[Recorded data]
BEGIN
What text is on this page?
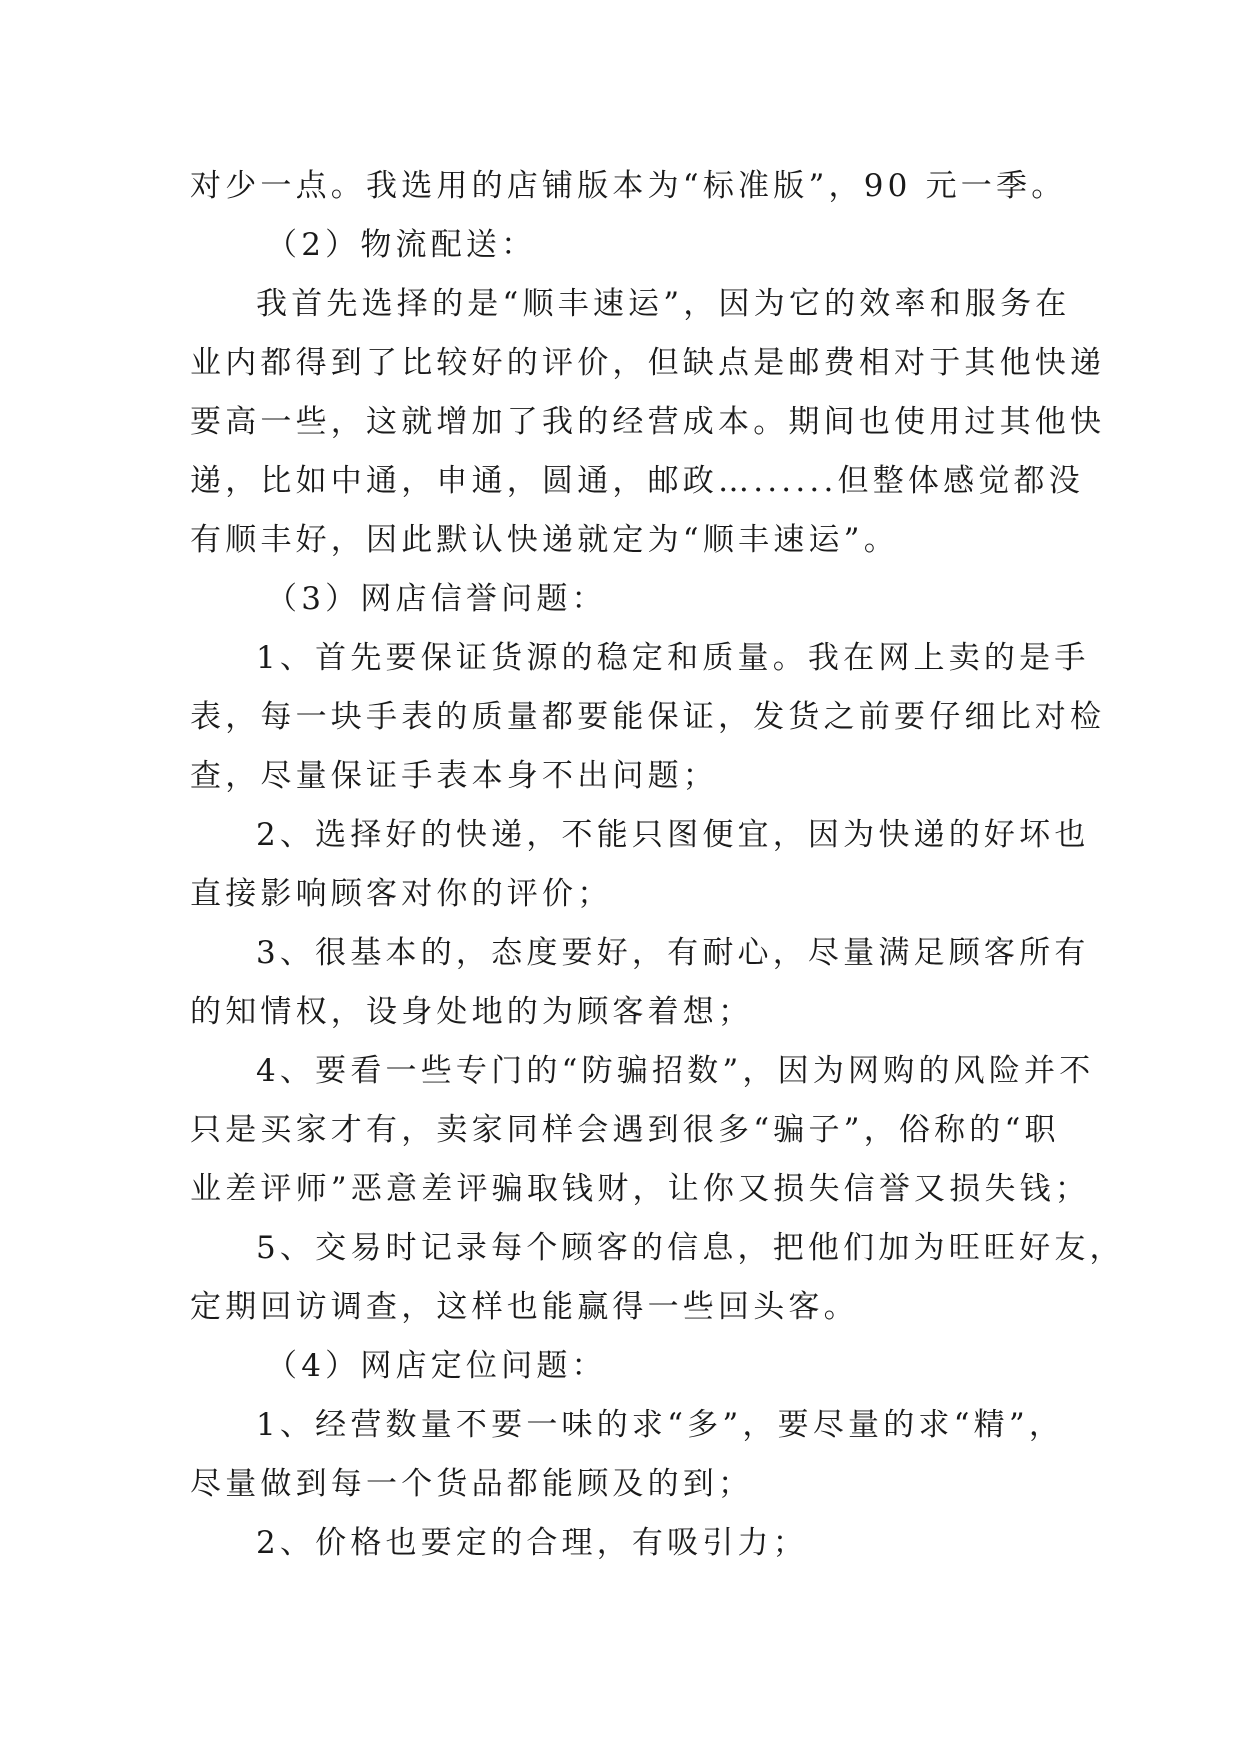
对少一点。我选用的店铺版本为“标准版”，90 元一季。
（2）物流配送：
我首先选择的是“顺丰速运”，因为它的效率和服务在
业内都得到了比较好的评价，但缺点是邮费相对于其他快递
要高一些，这就增加了我的经营成本。期间也使用过其他快
递，比如中通，申通，圆通，邮政…......但整体感觉都没
有顺丰好，因此默认快递就定为“顺丰速运”。
（3）网店信誉问题：
1、首先要保证货源的稳定和质量。我在网上卖的是手
表，每一块手表的质量都要能保证，发货之前要仔细比对检
查，尽量保证手表本身不出问题；
2、选择好的快递，不能只图便宜，因为快递的好坏也
直接影响顾客对你的评价；
3、很基本的，态度要好，有耐心，尽量满足顾客所有
的知情权，设身处地的为顾客着想；
4、要看一些专门的“防骗招数”，因为网购的风险并不
只是买家才有，卖家同样会遇到很多“骗子”，俗称的“职
业差评师”恶意差评骗取钱财，让你又损失信誉又损失钱；
5、交易时记录每个顾客的信息，把他们加为旺旺好友，
定期回访调查，这样也能赢得一些回头客。
（4）网店定位问题：
1、经营数量不要一味的求“多”，要尽量的求“精”，
尽量做到每一个货品都能顾及的到；
2、价格也要定的合理，有吸引力；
END
> **What is asked**:
Copy and report every line where the word "顺丰速运" is present.

> **Final answer**:
我首先选择的是“顺丰速运”，因为它的效率和服务在
有顺丰好，因此默认快递就定为“顺丰速运”。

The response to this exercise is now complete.